— Start RECORDED INFORMATION —
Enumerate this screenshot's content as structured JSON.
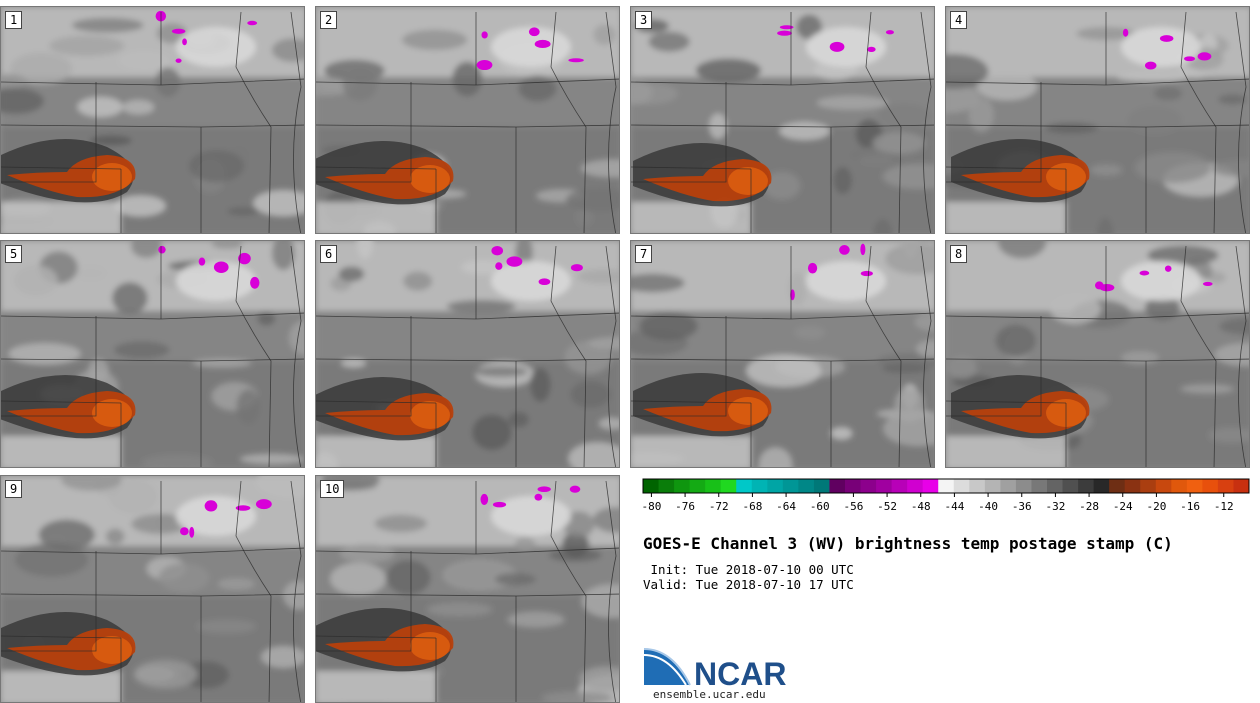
{
  "panels": [
    {
      "label": "1",
      "pos": "row1-col1"
    },
    {
      "label": "2",
      "pos": "row1-col2"
    },
    {
      "label": "3",
      "pos": "row1-col3"
    },
    {
      "label": "4",
      "pos": "row1-col4"
    },
    {
      "label": "5",
      "pos": "row2-col1"
    },
    {
      "label": "6",
      "pos": "row2-col2"
    },
    {
      "label": "7",
      "pos": "row2-col3"
    },
    {
      "label": "8",
      "pos": "row2-col4"
    },
    {
      "label": "9",
      "pos": "row3-col1"
    },
    {
      "label": "10",
      "pos": "row3-col2"
    }
  ],
  "colorbar": {
    "colors": [
      "#006400",
      "#0a7d0a",
      "#0f960f",
      "#14aa14",
      "#18c018",
      "#20d820",
      "#00c8c8",
      "#00b4b4",
      "#00a5a5",
      "#009696",
      "#008787",
      "#007878",
      "#600060",
      "#780078",
      "#8c008c",
      "#a000a0",
      "#b800b8",
      "#d000d0",
      "#e800e8",
      "#f4f4f4",
      "#dcdcdc",
      "#c8c8c8",
      "#b4b4b4",
      "#a0a0a0",
      "#8c8c8c",
      "#787878",
      "#646464",
      "#505050",
      "#3c3c3c",
      "#282828",
      "#6e2e14",
      "#8a3212",
      "#aa3e10",
      "#c8480e",
      "#e0580c",
      "#f06010",
      "#e8500c",
      "#d84010",
      "#c83010"
    ],
    "tick_labels": [
      "-80",
      "-76",
      "-72",
      "-68",
      "-64",
      "-60",
      "-56",
      "-52",
      "-48",
      "-44",
      "-40",
      "-36",
      "-32",
      "-28",
      "-24",
      "-20",
      "-16",
      "-12"
    ],
    "min": -81,
    "max": -9,
    "units": "C"
  },
  "title": "GOES-E Channel 3 (WV) brightness temp postage stamp (C)",
  "init_line": " Init: Tue 2018-07-10 00 UTC",
  "valid_line": "Valid: Tue 2018-07-10 17 UTC",
  "logo_text": "NCAR",
  "site": "ensemble.ucar.edu"
}
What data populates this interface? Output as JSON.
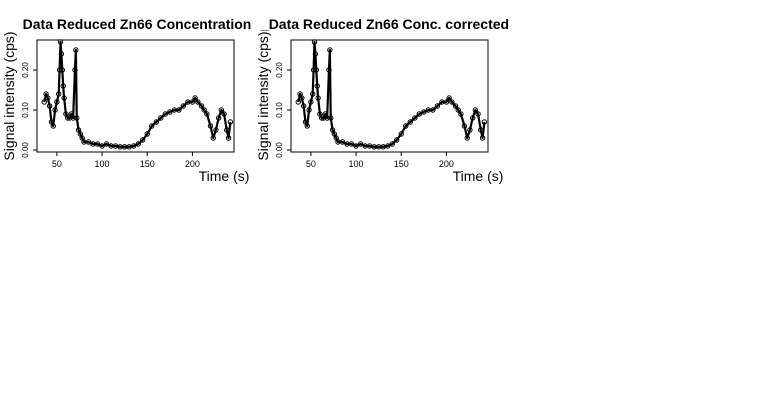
{
  "chart_data": [
    {
      "type": "scatter",
      "title": "Data Reduced Zn66 Concentration",
      "xlabel": "Time (s)",
      "ylabel": "Signal intensity (cps)",
      "xlim": [
        28,
        246
      ],
      "ylim": [
        -0.005,
        0.275
      ],
      "xticks": [
        50,
        100,
        150,
        200
      ],
      "yticks": [
        0.0,
        0.1,
        0.2
      ],
      "ytick_labels": [
        "0.00",
        "0.10",
        "0.20"
      ],
      "grid": false,
      "legend": "none",
      "marker": "open-circle",
      "color": "#000000",
      "series": [
        {
          "x": [
            36,
            38,
            40,
            42,
            44,
            46,
            48,
            50,
            52,
            53,
            54,
            55,
            56,
            57,
            58,
            60,
            62,
            64,
            66,
            68,
            70,
            71,
            72,
            74,
            76,
            78,
            80,
            85,
            90,
            95,
            100,
            105,
            110,
            115,
            120,
            125,
            130,
            135,
            140,
            145,
            150,
            155,
            160,
            165,
            170,
            175,
            180,
            185,
            190,
            195,
            200,
            203,
            206,
            210,
            213,
            216,
            220,
            223,
            226,
            229,
            232,
            235,
            238,
            240,
            242
          ],
          "y": [
            0.12,
            0.14,
            0.13,
            0.11,
            0.07,
            0.06,
            0.1,
            0.12,
            0.14,
            0.2,
            0.27,
            0.24,
            0.2,
            0.16,
            0.13,
            0.09,
            0.08,
            0.08,
            0.09,
            0.08,
            0.2,
            0.25,
            0.08,
            0.05,
            0.04,
            0.03,
            0.02,
            0.02,
            0.015,
            0.015,
            0.01,
            0.015,
            0.01,
            0.01,
            0.008,
            0.008,
            0.008,
            0.01,
            0.015,
            0.025,
            0.04,
            0.06,
            0.07,
            0.08,
            0.09,
            0.095,
            0.1,
            0.1,
            0.11,
            0.12,
            0.12,
            0.13,
            0.12,
            0.11,
            0.1,
            0.09,
            0.06,
            0.03,
            0.05,
            0.08,
            0.1,
            0.09,
            0.05,
            0.03,
            0.07
          ]
        }
      ]
    },
    {
      "type": "scatter",
      "title": "_Data Reduced Zn66 Conc. corrected",
      "xlabel": "Time (s)",
      "ylabel": "Signal intensity (cps)",
      "xlim": [
        28,
        246
      ],
      "ylim": [
        -0.005,
        0.275
      ],
      "xticks": [
        50,
        100,
        150,
        200
      ],
      "yticks": [
        0.0,
        0.1,
        0.2
      ],
      "ytick_labels": [
        "0.00",
        "0.10",
        "0.20"
      ],
      "grid": false,
      "legend": "none",
      "marker": "open-circle",
      "color": "#000000",
      "series": [
        {
          "x": [
            36,
            38,
            40,
            42,
            44,
            46,
            48,
            50,
            52,
            53,
            54,
            55,
            56,
            57,
            58,
            60,
            62,
            64,
            66,
            68,
            70,
            71,
            72,
            74,
            76,
            78,
            80,
            85,
            90,
            95,
            100,
            105,
            110,
            115,
            120,
            125,
            130,
            135,
            140,
            145,
            150,
            155,
            160,
            165,
            170,
            175,
            180,
            185,
            190,
            195,
            200,
            203,
            206,
            210,
            213,
            216,
            220,
            223,
            226,
            229,
            232,
            235,
            238,
            240,
            242
          ],
          "y": [
            0.12,
            0.14,
            0.13,
            0.11,
            0.07,
            0.06,
            0.1,
            0.12,
            0.14,
            0.2,
            0.27,
            0.24,
            0.2,
            0.16,
            0.13,
            0.09,
            0.08,
            0.08,
            0.09,
            0.08,
            0.2,
            0.25,
            0.08,
            0.05,
            0.04,
            0.03,
            0.02,
            0.02,
            0.015,
            0.015,
            0.01,
            0.015,
            0.01,
            0.01,
            0.008,
            0.008,
            0.008,
            0.01,
            0.015,
            0.025,
            0.04,
            0.06,
            0.07,
            0.08,
            0.09,
            0.095,
            0.1,
            0.1,
            0.11,
            0.12,
            0.12,
            0.13,
            0.12,
            0.11,
            0.1,
            0.09,
            0.06,
            0.03,
            0.05,
            0.08,
            0.1,
            0.09,
            0.05,
            0.03,
            0.07
          ]
        }
      ]
    }
  ]
}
— End RECORDED INFORMATION —
> **WHAT IS NEEDED**
Transcribe each entry precisely as given, leaving the pictures out.

> **ANSWER TO THIS TASK**
Enumerate this screenshot's content as structured JSON.
{
  "panels": [
    {
      "label": "1",
      "pos": "row1-col1"
    },
    {
      "label": "2",
      "pos": "row1-col2"
    },
    {
      "label": "3",
      "pos": "row1-col3"
    },
    {
      "label": "4",
      "pos": "row1-col4"
    },
    {
      "label": "5",
      "pos": "row2-col1"
    },
    {
      "label": "6",
      "pos": "row2-col2"
    },
    {
      "label": "7",
      "pos": "row2-col3"
    },
    {
      "label": "8",
      "pos": "row2-col4"
    },
    {
      "label": "9",
      "pos": "row3-col1"
    },
    {
      "label": "10",
      "pos": "row3-col2"
    }
  ],
  "colorbar": {
    "colors": [
      "#006400",
      "#0a7d0a",
      "#0f960f",
      "#14aa14",
      "#18c018",
      "#20d820",
      "#00c8c8",
      "#00b4b4",
      "#00a5a5",
      "#009696",
      "#008787",
      "#007878",
      "#600060",
      "#780078",
      "#8c008c",
      "#a000a0",
      "#b800b8",
      "#d000d0",
      "#e800e8",
      "#f4f4f4",
      "#dcdcdc",
      "#c8c8c8",
      "#b4b4b4",
      "#a0a0a0",
      "#8c8c8c",
      "#787878",
      "#646464",
      "#505050",
      "#3c3c3c",
      "#282828",
      "#6e2e14",
      "#8a3212",
      "#aa3e10",
      "#c8480e",
      "#e0580c",
      "#f06010",
      "#e8500c",
      "#d84010",
      "#c83010"
    ],
    "tick_labels": [
      "-80",
      "-76",
      "-72",
      "-68",
      "-64",
      "-60",
      "-56",
      "-52",
      "-48",
      "-44",
      "-40",
      "-36",
      "-32",
      "-28",
      "-24",
      "-20",
      "-16",
      "-12"
    ],
    "min": -81,
    "max": -9,
    "units": "C"
  },
  "title": "GOES-E Channel 3 (WV) brightness temp postage stamp (C)",
  "init_line": " Init: Tue 2018-07-10 00 UTC",
  "valid_line": "Valid: Tue 2018-07-10 17 UTC",
  "logo_text": "NCAR",
  "site": "ensemble.ucar.edu"
}
What data populates this interface? Output as JSON.
{
  "chart_data": [
    {
      "type": "scatter",
      "title": "Data Reduced Zn66 Concentration",
      "xlabel": "Time (s)",
      "ylabel": "Signal intensity (cps)",
      "xlim": [
        28,
        246
      ],
      "ylim": [
        -0.005,
        0.275
      ],
      "xticks": [
        50,
        100,
        150,
        200
      ],
      "yticks": [
        0.0,
        0.1,
        0.2
      ],
      "ytick_labels": [
        "0.00",
        "0.10",
        "0.20"
      ],
      "grid": false,
      "legend": "none",
      "marker": "open-circle",
      "color": "#000000",
      "series": [
        {
          "x": [
            36,
            38,
            40,
            42,
            44,
            46,
            48,
            50,
            52,
            53,
            54,
            55,
            56,
            57,
            58,
            60,
            62,
            64,
            66,
            68,
            70,
            71,
            72,
            74,
            76,
            78,
            80,
            85,
            90,
            95,
            100,
            105,
            110,
            115,
            120,
            125,
            130,
            135,
            140,
            145,
            150,
            155,
            160,
            165,
            170,
            175,
            180,
            185,
            190,
            195,
            200,
            203,
            206,
            210,
            213,
            216,
            220,
            223,
            226,
            229,
            232,
            235,
            238,
            240,
            242
          ],
          "y": [
            0.12,
            0.14,
            0.13,
            0.11,
            0.07,
            0.06,
            0.1,
            0.12,
            0.14,
            0.2,
            0.27,
            0.24,
            0.2,
            0.16,
            0.13,
            0.09,
            0.08,
            0.08,
            0.09,
            0.08,
            0.2,
            0.25,
            0.08,
            0.05,
            0.04,
            0.03,
            0.02,
            0.02,
            0.015,
            0.015,
            0.01,
            0.015,
            0.01,
            0.01,
            0.008,
            0.008,
            0.008,
            0.01,
            0.015,
            0.025,
            0.04,
            0.06,
            0.07,
            0.08,
            0.09,
            0.095,
            0.1,
            0.1,
            0.11,
            0.12,
            0.12,
            0.13,
            0.12,
            0.11,
            0.1,
            0.09,
            0.06,
            0.03,
            0.05,
            0.08,
            0.1,
            0.09,
            0.05,
            0.03,
            0.07
          ]
        }
      ]
    },
    {
      "type": "scatter",
      "title": "_Data Reduced Zn66 Conc. corrected",
      "xlabel": "Time (s)",
      "ylabel": "Signal intensity (cps)",
      "xlim": [
        28,
        246
      ],
      "ylim": [
        -0.005,
        0.275
      ],
      "xticks": [
        50,
        100,
        150,
        200
      ],
      "yticks": [
        0.0,
        0.1,
        0.2
      ],
      "ytick_labels": [
        "0.00",
        "0.10",
        "0.20"
      ],
      "grid": false,
      "legend": "none",
      "marker": "open-circle",
      "color": "#000000",
      "series": [
        {
          "x": [
            36,
            38,
            40,
            42,
            44,
            46,
            48,
            50,
            52,
            53,
            54,
            55,
            56,
            57,
            58,
            60,
            62,
            64,
            66,
            68,
            70,
            71,
            72,
            74,
            76,
            78,
            80,
            85,
            90,
            95,
            100,
            105,
            110,
            115,
            120,
            125,
            130,
            135,
            140,
            145,
            150,
            155,
            160,
            165,
            170,
            175,
            180,
            185,
            190,
            195,
            200,
            203,
            206,
            210,
            213,
            216,
            220,
            223,
            226,
            229,
            232,
            235,
            238,
            240,
            242
          ],
          "y": [
            0.12,
            0.14,
            0.13,
            0.11,
            0.07,
            0.06,
            0.1,
            0.12,
            0.14,
            0.2,
            0.27,
            0.24,
            0.2,
            0.16,
            0.13,
            0.09,
            0.08,
            0.08,
            0.09,
            0.08,
            0.2,
            0.25,
            0.08,
            0.05,
            0.04,
            0.03,
            0.02,
            0.02,
            0.015,
            0.015,
            0.01,
            0.015,
            0.01,
            0.01,
            0.008,
            0.008,
            0.008,
            0.01,
            0.015,
            0.025,
            0.04,
            0.06,
            0.07,
            0.08,
            0.09,
            0.095,
            0.1,
            0.1,
            0.11,
            0.12,
            0.12,
            0.13,
            0.12,
            0.11,
            0.1,
            0.09,
            0.06,
            0.03,
            0.05,
            0.08,
            0.1,
            0.09,
            0.05,
            0.03,
            0.07
          ]
        }
      ]
    }
  ]
}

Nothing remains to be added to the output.